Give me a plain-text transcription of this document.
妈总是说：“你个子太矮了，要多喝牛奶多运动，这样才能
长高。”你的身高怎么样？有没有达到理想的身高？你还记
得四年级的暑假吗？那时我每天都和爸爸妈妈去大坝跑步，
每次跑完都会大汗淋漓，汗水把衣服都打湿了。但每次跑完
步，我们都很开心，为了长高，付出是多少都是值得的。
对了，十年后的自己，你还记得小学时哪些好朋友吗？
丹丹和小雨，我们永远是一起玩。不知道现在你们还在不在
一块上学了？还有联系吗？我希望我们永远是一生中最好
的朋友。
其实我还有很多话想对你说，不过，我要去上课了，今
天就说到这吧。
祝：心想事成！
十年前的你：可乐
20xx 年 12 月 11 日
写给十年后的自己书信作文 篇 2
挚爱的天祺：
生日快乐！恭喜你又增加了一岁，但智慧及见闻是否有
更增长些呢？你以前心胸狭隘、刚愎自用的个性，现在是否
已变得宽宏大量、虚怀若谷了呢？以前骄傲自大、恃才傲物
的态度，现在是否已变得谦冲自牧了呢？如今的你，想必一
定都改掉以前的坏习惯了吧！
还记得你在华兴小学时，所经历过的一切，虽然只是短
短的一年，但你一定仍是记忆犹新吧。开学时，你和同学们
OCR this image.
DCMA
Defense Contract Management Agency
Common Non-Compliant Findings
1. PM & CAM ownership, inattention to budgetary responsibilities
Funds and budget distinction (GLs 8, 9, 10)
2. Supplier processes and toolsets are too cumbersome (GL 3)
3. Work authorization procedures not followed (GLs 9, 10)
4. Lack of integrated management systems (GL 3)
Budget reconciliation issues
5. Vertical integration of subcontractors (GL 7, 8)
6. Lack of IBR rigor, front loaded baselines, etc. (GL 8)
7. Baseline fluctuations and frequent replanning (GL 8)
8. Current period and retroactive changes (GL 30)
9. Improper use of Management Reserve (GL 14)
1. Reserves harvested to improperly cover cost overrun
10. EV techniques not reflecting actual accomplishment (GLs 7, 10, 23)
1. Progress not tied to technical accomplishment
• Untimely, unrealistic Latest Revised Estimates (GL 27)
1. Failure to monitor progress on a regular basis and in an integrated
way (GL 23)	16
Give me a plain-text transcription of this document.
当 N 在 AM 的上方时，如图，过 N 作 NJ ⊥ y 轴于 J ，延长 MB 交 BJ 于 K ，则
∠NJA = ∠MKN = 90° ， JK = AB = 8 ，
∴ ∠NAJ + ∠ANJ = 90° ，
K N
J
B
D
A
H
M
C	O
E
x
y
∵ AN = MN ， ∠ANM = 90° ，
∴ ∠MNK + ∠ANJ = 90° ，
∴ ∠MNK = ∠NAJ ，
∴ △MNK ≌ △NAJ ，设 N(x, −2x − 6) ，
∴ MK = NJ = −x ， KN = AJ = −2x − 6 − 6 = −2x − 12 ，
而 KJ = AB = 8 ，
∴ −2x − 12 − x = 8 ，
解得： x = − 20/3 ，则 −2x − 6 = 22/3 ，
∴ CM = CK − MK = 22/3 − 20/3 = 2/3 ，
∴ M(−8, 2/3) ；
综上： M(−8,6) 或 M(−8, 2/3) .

▸ **EXERCISE INSTRUCTIONS**
Each line that contains the word "integrated" counts toward the total; give only that total.

▸ **SOLUTION TO THIS PROBLEM**
2